>> Begin

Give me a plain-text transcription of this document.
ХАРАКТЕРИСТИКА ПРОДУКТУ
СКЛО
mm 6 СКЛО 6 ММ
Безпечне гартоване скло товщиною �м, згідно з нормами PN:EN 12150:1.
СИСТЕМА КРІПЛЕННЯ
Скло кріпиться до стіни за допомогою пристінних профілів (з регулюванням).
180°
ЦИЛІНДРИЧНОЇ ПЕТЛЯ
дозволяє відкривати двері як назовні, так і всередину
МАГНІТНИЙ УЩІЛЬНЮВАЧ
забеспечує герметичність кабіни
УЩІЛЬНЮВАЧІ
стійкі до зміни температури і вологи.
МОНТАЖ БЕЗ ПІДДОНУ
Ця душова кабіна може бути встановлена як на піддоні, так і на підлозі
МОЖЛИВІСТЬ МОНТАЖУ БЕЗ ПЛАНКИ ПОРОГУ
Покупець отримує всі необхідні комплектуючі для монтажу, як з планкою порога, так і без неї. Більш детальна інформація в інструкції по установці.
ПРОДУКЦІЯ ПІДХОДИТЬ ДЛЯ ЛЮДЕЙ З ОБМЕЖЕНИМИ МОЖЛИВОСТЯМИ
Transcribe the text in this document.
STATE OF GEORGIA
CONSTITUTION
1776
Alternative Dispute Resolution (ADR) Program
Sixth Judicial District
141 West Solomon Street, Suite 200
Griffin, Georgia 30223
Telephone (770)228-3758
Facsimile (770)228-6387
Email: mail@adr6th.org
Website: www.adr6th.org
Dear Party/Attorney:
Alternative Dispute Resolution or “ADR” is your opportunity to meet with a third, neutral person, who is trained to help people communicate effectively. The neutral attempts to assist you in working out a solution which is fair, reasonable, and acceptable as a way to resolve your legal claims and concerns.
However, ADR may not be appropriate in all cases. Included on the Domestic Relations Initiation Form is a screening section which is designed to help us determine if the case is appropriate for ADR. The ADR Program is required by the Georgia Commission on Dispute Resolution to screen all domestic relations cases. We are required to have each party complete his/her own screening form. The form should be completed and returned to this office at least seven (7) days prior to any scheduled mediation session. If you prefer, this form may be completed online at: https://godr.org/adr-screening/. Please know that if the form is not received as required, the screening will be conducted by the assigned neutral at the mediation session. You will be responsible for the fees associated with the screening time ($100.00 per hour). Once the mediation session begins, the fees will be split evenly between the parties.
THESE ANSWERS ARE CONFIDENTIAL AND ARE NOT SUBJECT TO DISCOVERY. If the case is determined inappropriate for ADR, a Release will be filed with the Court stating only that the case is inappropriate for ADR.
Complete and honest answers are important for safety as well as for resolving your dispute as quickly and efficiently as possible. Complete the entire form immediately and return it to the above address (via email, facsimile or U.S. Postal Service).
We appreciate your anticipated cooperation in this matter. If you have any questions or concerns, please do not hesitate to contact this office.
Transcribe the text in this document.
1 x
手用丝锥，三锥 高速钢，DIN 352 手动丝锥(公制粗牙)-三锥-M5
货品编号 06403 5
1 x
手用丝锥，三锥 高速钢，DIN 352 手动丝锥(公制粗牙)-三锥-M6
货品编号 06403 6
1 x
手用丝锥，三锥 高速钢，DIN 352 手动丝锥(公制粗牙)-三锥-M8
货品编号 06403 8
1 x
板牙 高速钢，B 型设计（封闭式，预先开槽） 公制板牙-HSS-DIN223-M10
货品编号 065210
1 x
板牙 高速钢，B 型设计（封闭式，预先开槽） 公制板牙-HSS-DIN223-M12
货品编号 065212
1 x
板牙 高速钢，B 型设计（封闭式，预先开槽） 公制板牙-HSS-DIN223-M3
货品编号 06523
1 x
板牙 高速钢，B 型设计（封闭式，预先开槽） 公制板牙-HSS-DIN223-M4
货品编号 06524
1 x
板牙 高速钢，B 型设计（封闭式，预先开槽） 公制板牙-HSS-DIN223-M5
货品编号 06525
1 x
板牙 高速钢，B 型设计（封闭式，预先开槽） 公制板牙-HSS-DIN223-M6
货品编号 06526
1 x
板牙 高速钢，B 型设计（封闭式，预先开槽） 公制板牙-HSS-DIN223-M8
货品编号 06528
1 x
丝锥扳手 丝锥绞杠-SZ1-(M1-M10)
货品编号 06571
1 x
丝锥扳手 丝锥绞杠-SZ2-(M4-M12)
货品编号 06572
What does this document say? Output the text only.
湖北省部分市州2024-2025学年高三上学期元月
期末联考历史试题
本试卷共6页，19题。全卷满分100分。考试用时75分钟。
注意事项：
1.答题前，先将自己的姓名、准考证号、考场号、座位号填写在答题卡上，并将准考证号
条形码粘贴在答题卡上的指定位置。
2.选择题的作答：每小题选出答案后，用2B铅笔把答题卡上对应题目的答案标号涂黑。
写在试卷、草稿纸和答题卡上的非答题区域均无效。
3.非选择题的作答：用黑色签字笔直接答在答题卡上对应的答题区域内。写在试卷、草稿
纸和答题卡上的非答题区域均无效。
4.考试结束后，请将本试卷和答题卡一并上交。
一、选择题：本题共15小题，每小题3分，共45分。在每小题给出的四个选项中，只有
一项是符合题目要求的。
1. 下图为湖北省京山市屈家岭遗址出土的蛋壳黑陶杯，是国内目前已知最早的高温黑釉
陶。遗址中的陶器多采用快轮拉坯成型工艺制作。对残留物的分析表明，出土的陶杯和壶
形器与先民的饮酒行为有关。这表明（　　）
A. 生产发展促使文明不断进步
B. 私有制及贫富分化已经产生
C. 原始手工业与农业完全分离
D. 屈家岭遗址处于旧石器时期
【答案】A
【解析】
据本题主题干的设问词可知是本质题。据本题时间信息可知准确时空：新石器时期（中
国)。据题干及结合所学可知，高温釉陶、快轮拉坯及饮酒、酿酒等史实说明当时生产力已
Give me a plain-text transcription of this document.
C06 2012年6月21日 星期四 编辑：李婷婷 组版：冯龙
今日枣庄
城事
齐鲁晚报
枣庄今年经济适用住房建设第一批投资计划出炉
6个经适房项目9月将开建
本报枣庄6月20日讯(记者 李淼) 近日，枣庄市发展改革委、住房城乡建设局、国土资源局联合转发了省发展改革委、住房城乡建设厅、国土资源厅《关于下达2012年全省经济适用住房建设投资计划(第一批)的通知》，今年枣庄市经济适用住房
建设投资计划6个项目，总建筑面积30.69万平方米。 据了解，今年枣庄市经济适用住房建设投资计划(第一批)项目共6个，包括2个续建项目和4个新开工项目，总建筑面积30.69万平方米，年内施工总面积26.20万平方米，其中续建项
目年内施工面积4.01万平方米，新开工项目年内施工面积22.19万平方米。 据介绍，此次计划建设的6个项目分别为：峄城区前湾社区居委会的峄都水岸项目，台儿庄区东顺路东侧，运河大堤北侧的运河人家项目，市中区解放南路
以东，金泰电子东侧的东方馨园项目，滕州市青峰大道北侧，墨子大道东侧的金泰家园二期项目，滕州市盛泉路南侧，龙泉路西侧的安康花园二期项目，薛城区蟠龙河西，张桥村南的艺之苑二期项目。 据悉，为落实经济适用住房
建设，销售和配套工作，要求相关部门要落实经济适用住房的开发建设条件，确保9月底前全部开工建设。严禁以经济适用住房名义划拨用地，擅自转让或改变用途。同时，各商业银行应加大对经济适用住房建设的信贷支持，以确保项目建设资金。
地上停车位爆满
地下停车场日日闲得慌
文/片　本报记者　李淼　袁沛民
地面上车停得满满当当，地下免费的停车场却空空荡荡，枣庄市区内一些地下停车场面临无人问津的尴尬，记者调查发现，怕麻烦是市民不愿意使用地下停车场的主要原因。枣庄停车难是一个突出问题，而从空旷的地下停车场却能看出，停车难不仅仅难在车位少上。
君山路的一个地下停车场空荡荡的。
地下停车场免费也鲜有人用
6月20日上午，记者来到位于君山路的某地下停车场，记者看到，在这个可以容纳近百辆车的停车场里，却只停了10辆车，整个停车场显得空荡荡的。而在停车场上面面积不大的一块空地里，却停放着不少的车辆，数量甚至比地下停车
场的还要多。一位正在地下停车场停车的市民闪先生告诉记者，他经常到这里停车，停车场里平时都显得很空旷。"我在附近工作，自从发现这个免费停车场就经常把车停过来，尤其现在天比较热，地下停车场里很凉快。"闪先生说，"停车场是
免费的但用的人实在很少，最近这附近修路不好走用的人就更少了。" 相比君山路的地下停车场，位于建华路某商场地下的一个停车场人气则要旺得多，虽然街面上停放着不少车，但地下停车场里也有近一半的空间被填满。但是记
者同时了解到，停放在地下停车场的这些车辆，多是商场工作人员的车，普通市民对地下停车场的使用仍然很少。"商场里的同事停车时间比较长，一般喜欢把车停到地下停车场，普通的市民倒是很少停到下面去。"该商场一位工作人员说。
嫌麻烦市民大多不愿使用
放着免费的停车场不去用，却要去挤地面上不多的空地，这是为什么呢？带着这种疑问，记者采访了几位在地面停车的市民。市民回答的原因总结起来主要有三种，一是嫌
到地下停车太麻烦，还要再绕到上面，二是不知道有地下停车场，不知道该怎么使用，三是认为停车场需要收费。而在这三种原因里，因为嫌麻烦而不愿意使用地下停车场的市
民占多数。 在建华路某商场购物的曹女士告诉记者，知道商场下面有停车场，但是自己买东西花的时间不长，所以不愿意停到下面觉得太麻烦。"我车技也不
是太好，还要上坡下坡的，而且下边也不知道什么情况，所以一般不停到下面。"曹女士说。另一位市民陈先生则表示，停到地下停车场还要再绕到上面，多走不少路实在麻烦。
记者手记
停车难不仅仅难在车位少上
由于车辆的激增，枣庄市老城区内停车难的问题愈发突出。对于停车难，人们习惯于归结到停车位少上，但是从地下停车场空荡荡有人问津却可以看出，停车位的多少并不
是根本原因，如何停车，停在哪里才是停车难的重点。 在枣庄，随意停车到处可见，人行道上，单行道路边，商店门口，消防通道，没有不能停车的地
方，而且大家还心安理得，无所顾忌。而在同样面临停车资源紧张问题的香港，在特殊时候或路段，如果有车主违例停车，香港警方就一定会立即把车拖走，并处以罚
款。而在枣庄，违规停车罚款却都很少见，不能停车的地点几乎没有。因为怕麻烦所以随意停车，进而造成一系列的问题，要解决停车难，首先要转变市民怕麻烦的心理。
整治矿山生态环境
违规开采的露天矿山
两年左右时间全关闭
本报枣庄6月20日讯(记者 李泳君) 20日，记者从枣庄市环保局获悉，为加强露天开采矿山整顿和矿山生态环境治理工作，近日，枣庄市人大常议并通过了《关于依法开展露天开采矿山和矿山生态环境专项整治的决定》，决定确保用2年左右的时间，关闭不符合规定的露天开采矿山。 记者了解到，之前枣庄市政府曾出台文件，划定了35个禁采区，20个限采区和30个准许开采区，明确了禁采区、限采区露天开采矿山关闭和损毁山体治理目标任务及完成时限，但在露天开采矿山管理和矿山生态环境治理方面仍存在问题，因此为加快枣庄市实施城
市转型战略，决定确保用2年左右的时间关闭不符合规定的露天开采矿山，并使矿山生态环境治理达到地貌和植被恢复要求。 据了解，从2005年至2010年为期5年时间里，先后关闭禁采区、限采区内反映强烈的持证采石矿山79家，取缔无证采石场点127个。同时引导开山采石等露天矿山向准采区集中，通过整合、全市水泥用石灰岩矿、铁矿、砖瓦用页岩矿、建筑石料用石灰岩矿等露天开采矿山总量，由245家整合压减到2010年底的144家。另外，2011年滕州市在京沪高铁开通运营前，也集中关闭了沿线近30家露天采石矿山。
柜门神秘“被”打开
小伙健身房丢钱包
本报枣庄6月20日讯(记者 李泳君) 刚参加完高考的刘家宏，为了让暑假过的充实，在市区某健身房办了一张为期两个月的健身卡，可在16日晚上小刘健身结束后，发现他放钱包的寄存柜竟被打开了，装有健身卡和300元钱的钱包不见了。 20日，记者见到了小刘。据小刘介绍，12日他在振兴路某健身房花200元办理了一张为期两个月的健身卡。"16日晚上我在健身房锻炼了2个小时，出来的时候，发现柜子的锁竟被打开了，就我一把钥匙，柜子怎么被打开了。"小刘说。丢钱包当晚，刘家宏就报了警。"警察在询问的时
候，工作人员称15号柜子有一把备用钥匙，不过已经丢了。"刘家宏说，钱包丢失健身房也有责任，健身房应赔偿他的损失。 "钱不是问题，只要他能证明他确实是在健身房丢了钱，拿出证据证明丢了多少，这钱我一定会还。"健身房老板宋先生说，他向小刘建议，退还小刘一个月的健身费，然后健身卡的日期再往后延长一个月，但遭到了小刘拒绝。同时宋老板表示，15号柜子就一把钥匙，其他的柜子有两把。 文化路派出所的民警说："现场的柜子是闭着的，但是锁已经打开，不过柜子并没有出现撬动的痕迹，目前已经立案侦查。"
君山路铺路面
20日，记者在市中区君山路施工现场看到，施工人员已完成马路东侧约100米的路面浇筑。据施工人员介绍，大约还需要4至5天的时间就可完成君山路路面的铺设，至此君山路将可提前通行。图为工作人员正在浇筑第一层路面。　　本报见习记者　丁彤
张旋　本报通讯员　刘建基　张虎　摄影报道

>> End

Only the number is wanted: how many lines of the material contain the word "that"?

2